*** Opening TEXT SHOWN ***

Cheaper robots can help SMEs become more flexible

25 June 2012

Alistair Winning

What would tempt your company into buying a robot for use in your production line?

There is no doubt that robots are excellent for repetitive work, but do they cost too much or would you be reluctant to retrain someone to program them for every new job?

I had a fascinating demonstration in the office last week from Universal Robots, a young company that claimed to have taken most of the pain away with a light, safe, cheap and flexible robot that is ideal for SMEs. To prove their point a robot was brought to the office and set it up to complete a simple task in under 15 minutes. By the end of the demonstration I was given a chance to reprogram the robot myself.

The founders of Universal Robots were a team of students from Denmark, who looked at what would be required for robots to become more prevalent in SMEs. They came to the conclusion that as well as being cheaper, robots for SMEs would also have to be much more flexible, safer and easier to use.

Usually when robots are used in industrial applications, they are intended to fulfil the needs of high volume manufacturing. These robots are mainly intended to be used in stationary situations, usually either behind safety fencing or in a safe area. They are also generally programmed to do one job as programming is complicated and an engineer is often required to reprogram the robot for the next job.

A robot that would suit SME requirements would need the rulebook to be completely rewritten, so that is what the students did. Firstly, they looked at making the robot cheaper. The best method of achieving this was to lose the expensive sensors, and to control the robot by another method. The guys from Universal Robots wouldn’t give much away, but said that voltage and current feedback was used extensively.

A secondary benefit from using this feedback method is that both the control box and the robot were naturally much lighter, which almost by itself meant that they could easily be carried from one job to another fulfilling another requirement. The final weight of the control box is 25kg, with the arm being slightly lighter. Finally the feedback method made it easier to incorporate a safety feature that automatically cut out the robot if it encountered 15kg feedback. This allows the robot to work side by side with humans without a safety cage.

The other major hurdle to pass was simplifying the programming to allow the robot to be flexible enough to be used in multiple tasks over a short period of time. This was accomplished by adding a computer tablet with an easy to use graphical interface. The robot can also be trained by ‘dragging and dropping’ the arm through the required waypoints.

I was really impressed by the demonstration and how easy the robot is to use and I could see it being a real benefit to the many small manufacturers found in the UK. At a cost of €20,000 Universal Robots reckon it would take an average of six to eight months to pay for itself. It is worth having a look at the videos on the company’s website for an idea of how the robot works and to see some of the in which it is used: http://www.universal-robots.com.

Universal Robots are currently looking for UK distributors and resellers.

*** Closing TEXT SHOWN ***

WHAT TO WORK ON:
According to the article about cheaper robots for SMEs, what is the weight of the robot's control box? Base your answers only on the article about cheaper robots for SMEs.

*** Opening EXCERPTED RECORDS ***

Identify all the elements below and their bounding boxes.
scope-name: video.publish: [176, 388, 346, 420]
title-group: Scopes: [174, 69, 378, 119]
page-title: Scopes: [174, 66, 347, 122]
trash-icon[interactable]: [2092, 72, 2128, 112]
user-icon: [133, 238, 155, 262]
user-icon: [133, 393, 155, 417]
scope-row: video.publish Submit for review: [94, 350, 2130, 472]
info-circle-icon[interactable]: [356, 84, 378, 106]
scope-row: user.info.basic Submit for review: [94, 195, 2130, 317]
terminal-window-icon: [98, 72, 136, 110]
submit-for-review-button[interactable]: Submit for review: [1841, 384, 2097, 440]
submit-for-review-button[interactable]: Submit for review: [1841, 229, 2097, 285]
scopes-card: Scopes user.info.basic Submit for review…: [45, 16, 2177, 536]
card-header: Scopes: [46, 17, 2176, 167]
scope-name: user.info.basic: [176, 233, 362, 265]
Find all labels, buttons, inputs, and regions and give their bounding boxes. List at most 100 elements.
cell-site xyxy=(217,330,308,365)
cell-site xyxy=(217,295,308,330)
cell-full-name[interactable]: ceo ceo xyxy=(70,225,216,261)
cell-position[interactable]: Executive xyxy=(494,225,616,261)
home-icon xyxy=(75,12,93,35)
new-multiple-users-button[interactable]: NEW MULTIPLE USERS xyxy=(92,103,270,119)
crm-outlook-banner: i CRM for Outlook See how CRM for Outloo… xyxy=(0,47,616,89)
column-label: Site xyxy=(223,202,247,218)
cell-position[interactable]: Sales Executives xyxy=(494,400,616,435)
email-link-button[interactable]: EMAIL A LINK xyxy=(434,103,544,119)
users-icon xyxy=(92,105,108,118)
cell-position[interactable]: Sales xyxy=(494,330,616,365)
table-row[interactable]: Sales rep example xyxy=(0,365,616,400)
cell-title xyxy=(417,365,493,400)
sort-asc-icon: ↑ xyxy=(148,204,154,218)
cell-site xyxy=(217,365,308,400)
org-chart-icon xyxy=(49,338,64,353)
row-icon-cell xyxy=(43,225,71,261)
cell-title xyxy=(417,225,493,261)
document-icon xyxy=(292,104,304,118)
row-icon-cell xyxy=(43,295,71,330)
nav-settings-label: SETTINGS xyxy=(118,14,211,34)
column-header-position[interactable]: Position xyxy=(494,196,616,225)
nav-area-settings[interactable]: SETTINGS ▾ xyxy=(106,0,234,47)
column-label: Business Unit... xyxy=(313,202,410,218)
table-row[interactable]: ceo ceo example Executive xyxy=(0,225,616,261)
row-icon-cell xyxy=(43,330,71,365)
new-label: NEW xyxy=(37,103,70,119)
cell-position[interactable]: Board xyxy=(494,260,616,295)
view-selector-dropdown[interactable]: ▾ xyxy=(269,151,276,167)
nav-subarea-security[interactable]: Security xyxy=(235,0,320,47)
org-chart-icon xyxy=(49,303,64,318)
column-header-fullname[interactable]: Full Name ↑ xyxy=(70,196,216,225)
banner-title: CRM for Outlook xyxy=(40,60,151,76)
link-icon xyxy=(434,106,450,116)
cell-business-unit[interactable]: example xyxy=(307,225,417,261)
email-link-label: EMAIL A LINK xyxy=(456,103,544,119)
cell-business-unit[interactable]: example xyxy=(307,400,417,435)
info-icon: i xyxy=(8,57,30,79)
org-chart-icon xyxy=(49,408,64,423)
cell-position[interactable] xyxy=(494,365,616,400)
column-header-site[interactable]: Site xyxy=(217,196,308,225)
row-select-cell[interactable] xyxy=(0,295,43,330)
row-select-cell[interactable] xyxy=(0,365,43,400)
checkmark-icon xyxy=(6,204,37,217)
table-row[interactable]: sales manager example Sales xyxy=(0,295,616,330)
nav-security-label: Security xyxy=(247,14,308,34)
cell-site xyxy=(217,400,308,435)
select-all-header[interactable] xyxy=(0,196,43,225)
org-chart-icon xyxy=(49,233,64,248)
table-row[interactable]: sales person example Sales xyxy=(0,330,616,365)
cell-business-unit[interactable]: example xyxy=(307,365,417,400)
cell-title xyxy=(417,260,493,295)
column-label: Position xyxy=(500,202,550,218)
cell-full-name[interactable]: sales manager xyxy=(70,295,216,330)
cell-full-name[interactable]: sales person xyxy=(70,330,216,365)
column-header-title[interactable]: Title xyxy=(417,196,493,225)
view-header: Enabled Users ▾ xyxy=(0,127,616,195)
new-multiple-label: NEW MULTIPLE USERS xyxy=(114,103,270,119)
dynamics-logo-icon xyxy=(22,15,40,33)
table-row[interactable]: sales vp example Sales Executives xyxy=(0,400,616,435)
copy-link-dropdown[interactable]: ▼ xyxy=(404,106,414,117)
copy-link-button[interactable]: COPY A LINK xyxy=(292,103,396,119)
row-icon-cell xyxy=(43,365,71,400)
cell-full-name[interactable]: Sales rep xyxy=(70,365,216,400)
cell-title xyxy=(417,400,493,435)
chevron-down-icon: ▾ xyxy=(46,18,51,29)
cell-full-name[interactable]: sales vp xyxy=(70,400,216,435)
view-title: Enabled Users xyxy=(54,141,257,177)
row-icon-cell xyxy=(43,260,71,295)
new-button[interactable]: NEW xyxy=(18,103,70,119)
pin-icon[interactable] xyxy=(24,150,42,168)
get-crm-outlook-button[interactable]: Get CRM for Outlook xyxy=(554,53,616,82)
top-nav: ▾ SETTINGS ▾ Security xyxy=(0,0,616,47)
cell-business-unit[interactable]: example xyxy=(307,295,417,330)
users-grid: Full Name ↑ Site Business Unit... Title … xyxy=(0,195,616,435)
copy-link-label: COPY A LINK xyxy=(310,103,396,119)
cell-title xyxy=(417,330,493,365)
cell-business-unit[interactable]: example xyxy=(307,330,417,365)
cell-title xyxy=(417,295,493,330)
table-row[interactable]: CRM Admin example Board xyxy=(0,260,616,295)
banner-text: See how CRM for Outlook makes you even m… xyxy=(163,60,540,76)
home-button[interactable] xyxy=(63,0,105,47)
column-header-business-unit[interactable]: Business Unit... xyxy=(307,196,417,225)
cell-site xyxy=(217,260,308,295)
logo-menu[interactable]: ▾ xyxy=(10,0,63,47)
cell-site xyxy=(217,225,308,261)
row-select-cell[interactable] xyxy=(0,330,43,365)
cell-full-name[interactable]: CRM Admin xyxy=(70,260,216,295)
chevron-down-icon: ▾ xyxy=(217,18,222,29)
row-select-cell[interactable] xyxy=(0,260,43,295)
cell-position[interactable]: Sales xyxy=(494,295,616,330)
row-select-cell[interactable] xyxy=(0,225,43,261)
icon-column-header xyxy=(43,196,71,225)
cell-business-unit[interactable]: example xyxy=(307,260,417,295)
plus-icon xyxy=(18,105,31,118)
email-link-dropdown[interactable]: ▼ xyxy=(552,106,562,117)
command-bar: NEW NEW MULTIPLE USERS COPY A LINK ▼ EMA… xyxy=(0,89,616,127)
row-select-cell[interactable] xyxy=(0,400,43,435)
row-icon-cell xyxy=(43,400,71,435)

*** Closing EXCERPTED RECORDS ***

EXERCISE SOLUTION:
The control box weighs 25kg.